_PROBLEM TO WORK ON_: Return the listing below unchanged, minus its pictures.

_DATA EXCERPTS_:

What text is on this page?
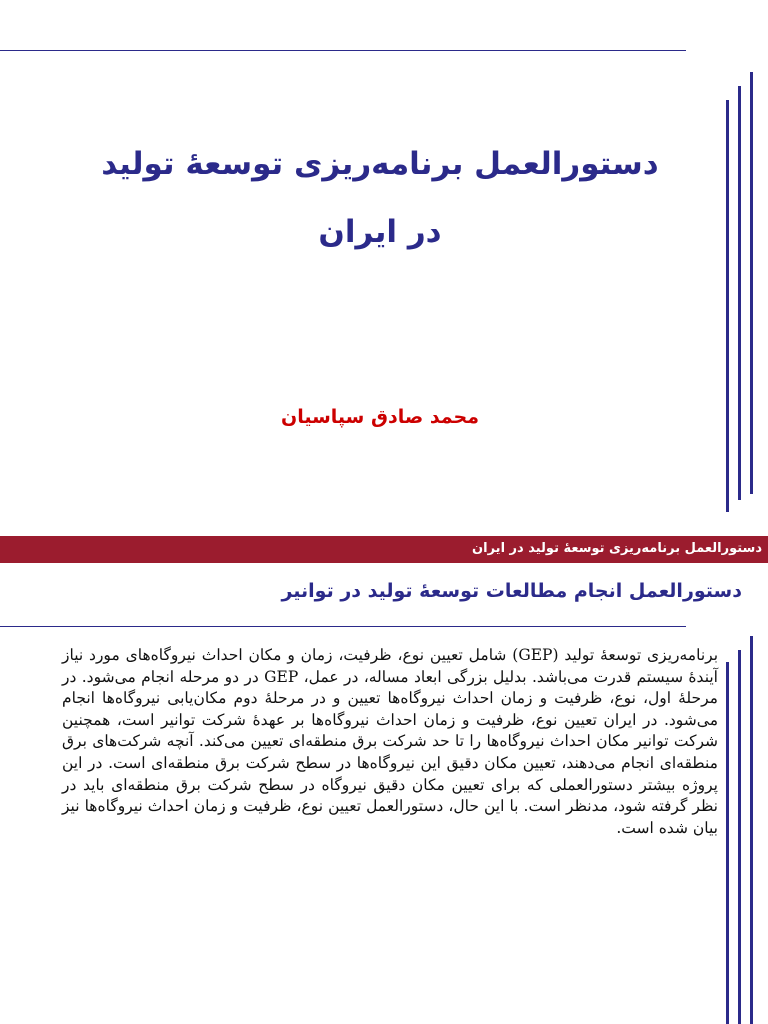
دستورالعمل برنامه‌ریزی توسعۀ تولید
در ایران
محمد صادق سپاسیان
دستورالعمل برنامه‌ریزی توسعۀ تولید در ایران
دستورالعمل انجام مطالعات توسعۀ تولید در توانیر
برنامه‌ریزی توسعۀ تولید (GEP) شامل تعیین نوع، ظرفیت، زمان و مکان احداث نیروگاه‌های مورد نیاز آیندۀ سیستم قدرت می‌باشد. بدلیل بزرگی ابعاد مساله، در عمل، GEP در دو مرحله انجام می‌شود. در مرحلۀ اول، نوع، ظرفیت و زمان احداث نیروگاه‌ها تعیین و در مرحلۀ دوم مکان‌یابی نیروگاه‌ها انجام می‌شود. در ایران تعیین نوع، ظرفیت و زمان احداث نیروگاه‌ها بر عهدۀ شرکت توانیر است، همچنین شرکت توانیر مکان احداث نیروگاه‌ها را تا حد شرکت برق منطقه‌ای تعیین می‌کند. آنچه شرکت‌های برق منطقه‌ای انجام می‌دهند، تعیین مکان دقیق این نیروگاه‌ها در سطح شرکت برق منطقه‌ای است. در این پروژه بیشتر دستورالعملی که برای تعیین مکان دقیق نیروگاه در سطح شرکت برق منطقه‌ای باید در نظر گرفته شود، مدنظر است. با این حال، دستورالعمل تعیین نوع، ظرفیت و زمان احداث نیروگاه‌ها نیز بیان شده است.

_RESPONSE_:
What text is on this page?
دستورالعمل برنامه‌ریزی توسعۀ تولید
در ایران
محمد صادق سپاسیان
دستورالعمل برنامه‌ریزی توسعۀ تولید در ایران
دستورالعمل انجام مطالعات توسعۀ تولید در توانیر
برنامه‌ریزی توسعۀ تولید (GEP) شامل تعیین نوع، ظرفیت، زمان و مکان احداث نیروگاه‌های مورد نیاز آیندۀ سیستم قدرت می‌باشد. بدلیل بزرگی ابعاد مساله، در عمل، GEP در دو مرحله انجام می‌شود. در مرحلۀ اول، نوع، ظرفیت و زمان احداث نیروگاه‌ها تعیین و در مرحلۀ دوم مکان‌یابی نیروگاه‌ها انجام می‌شود. در ایران تعیین نوع، ظرفیت و زمان احداث نیروگاه‌ها بر عهدۀ شرکت توانیر است، همچنین شرکت توانیر مکان احداث نیروگاه‌ها را تا حد شرکت برق منطقه‌ای تعیین می‌کند. آنچه شرکت‌های برق منطقه‌ای انجام می‌دهند، تعیین مکان دقیق این نیروگاه‌ها در سطح شرکت برق منطقه‌ای است. در این پروژه بیشتر دستورالعملی که برای تعیین مکان دقیق نیروگاه در سطح شرکت برق منطقه‌ای باید در نظر گرفته شود، مدنظر است. با این حال، دستورالعمل تعیین نوع، ظرفیت و زمان احداث نیروگاه‌ها نیز بیان شده است.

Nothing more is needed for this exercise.